What you should do ->
Every record below should be printed exactly as given.

####################

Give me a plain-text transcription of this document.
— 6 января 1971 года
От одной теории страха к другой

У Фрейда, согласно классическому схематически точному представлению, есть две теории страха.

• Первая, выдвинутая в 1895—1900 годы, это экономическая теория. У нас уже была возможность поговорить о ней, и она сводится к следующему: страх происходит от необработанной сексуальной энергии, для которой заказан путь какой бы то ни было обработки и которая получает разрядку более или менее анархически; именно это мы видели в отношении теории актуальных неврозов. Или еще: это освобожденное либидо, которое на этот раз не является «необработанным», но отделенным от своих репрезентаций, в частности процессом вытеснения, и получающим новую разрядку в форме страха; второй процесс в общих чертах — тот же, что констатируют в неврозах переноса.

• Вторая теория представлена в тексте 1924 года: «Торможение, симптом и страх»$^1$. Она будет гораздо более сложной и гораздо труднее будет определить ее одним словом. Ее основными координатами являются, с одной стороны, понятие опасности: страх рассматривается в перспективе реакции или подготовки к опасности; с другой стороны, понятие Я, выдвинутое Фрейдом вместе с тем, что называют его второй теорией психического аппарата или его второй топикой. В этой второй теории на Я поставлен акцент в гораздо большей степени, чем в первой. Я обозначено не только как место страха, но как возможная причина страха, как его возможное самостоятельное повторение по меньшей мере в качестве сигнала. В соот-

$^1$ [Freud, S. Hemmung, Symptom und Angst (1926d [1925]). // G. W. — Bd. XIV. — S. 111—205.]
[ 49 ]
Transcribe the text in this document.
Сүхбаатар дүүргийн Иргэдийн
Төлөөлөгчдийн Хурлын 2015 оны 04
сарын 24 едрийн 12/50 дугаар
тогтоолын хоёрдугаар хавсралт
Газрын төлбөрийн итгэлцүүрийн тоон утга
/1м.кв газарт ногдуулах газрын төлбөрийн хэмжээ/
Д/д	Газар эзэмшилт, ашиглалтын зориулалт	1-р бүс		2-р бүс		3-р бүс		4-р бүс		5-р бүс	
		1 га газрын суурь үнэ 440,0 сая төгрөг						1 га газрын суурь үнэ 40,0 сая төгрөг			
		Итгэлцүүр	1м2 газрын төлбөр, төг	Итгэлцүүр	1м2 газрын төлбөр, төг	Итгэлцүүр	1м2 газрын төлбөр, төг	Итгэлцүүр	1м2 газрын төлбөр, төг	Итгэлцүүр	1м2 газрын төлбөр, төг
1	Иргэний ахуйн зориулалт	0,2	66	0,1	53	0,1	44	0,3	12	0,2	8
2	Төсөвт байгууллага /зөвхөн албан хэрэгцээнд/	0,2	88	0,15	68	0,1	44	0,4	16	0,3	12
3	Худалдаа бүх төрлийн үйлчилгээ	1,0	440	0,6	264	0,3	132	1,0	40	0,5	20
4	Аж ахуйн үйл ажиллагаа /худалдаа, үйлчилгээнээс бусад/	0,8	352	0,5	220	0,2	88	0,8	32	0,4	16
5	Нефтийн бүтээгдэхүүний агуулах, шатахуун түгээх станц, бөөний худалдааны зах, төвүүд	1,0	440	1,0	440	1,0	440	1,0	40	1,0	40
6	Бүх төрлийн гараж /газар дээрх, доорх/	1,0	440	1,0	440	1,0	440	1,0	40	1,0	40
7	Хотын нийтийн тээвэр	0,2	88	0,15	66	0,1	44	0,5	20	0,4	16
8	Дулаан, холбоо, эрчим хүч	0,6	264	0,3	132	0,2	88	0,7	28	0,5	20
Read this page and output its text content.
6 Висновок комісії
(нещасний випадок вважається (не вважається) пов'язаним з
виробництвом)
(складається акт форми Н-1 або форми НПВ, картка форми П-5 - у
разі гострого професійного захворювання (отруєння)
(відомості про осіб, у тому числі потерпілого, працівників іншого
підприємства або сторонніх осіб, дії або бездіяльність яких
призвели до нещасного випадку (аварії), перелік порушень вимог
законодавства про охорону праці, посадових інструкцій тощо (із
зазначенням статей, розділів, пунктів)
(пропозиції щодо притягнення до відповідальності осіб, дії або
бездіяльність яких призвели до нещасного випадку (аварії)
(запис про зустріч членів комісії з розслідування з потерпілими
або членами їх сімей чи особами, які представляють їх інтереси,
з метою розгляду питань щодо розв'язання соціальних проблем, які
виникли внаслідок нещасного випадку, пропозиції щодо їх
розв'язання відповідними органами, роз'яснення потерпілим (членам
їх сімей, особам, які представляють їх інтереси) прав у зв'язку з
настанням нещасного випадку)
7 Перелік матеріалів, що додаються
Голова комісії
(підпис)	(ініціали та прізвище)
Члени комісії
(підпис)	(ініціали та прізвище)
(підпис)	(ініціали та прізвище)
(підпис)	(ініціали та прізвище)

####################

Result for this task ->
Give me a plain-text transcription of this document.
— 6 января 1971 года
От одной теории страха к другой

У Фрейда, согласно классическому схематически точному представлению, есть две теории страха.

• Первая, выдвинутая в 1895—1900 годы, это экономическая теория. У нас уже была возможность поговорить о ней, и она сводится к следующему: страх происходит от необработанной сексуальной энергии, для которой заказан путь какой бы то ни было обработки и которая получает разрядку более или менее анархически; именно это мы видели в отношении теории актуальных неврозов. Или еще: это освобожденное либидо, которое на этот раз не является «необработанным», но отделенным от своих репрезентаций, в частности процессом вытеснения, и получающим новую разрядку в форме страха; второй процесс в общих чертах — тот же, что констатируют в неврозах переноса.

• Вторая теория представлена в тексте 1924 года: «Торможение, симптом и страх»$^1$. Она будет гораздо более сложной и гораздо труднее будет определить ее одним словом. Ее основными координатами являются, с одной стороны, понятие опасности: страх рассматривается в перспективе реакции или подготовки к опасности; с другой стороны, понятие Я, выдвинутое Фрейдом вместе с тем, что называют его второй теорией психического аппарата или его второй топикой. В этой второй теории на Я поставлен акцент в гораздо большей степени, чем в первой. Я обозначено не только как место страха, но как возможная причина страха, как его возможное самостоятельное повторение по меньшей мере в качестве сигнала. В соот-

$^1$ [Freud, S. Hemmung, Symptom und Angst (1926d [1925]). // G. W. — Bd. XIV. — S. 111—205.]
[ 49 ]
Transcribe the text in this document.
Сүхбаатар дүүргийн Иргэдийн
Төлөөлөгчдийн Хурлын 2015 оны 04
сарын 24 едрийн 12/50 дугаар
тогтоолын хоёрдугаар хавсралт
Газрын төлбөрийн итгэлцүүрийн тоон утга
/1м.кв газарт ногдуулах газрын төлбөрийн хэмжээ/
Д/д	Газар эзэмшилт, ашиглалтын зориулалт	1-р бүс		2-р бүс		3-р бүс		4-р бүс		5-р бүс	
		1 га газрын суурь үнэ 440,0 сая төгрөг						1 га газрын суурь үнэ 40,0 сая төгрөг			
		Итгэлцүүр	1м2 газрын төлбөр, төг	Итгэлцүүр	1м2 газрын төлбөр, төг	Итгэлцүүр	1м2 газрын төлбөр, төг	Итгэлцүүр	1м2 газрын төлбөр, төг	Итгэлцүүр	1м2 газрын төлбөр, төг
1	Иргэний ахуйн зориулалт	0,2	66	0,1	53	0,1	44	0,3	12	0,2	8
2	Төсөвт байгууллага /зөвхөн албан хэрэгцээнд/	0,2	88	0,15	68	0,1	44	0,4	16	0,3	12
3	Худалдаа бүх төрлийн үйлчилгээ	1,0	440	0,6	264	0,3	132	1,0	40	0,5	20
4	Аж ахуйн үйл ажиллагаа /худалдаа, үйлчилгээнээс бусад/	0,8	352	0,5	220	0,2	88	0,8	32	0,4	16
5	Нефтийн бүтээгдэхүүний агуулах, шатахуун түгээх станц, бөөний худалдааны зах, төвүүд	1,0	440	1,0	440	1,0	440	1,0	40	1,0	40
6	Бүх төрлийн гараж /газар дээрх, доорх/	1,0	440	1,0	440	1,0	440	1,0	40	1,0	40
7	Хотын нийтийн тээвэр	0,2	88	0,15	66	0,1	44	0,5	20	0,4	16
8	Дулаан, холбоо, эрчим хүч	0,6	264	0,3	132	0,2	88	0,7	28	0,5	20
Read this page and output its text content.
6 Висновок комісії
(нещасний випадок вважається (не вважається) пов'язаним з
виробництвом)
(складається акт форми Н-1 або форми НПВ, картка форми П-5 - у
разі гострого професійного захворювання (отруєння)
(відомості про осіб, у тому числі потерпілого, працівників іншого
підприємства або сторонніх осіб, дії або бездіяльність яких
призвели до нещасного випадку (аварії), перелік порушень вимог
законодавства про охорону праці, посадових інструкцій тощо (із
зазначенням статей, розділів, пунктів)
(пропозиції щодо притягнення до відповідальності осіб, дії або
бездіяльність яких призвели до нещасного випадку (аварії)
(запис про зустріч членів комісії з розслідування з потерпілими
або членами їх сімей чи особами, які представляють їх інтереси,
з метою розгляду питань щодо розв'язання соціальних проблем, які
виникли внаслідок нещасного випадку, пропозиції щодо їх
розв'язання відповідними органами, роз'яснення потерпілим (членам
їх сімей, особам, які представляють їх інтереси) прав у зв'язку з
настанням нещасного випадку)
7 Перелік матеріалів, що додаються
Голова комісії
(підпис)	(ініціали та прізвище)
Члени комісії
(підпис)	(ініціали та прізвище)
(підпис)	(ініціали та прізвище)
(підпис)	(ініціали та прізвище)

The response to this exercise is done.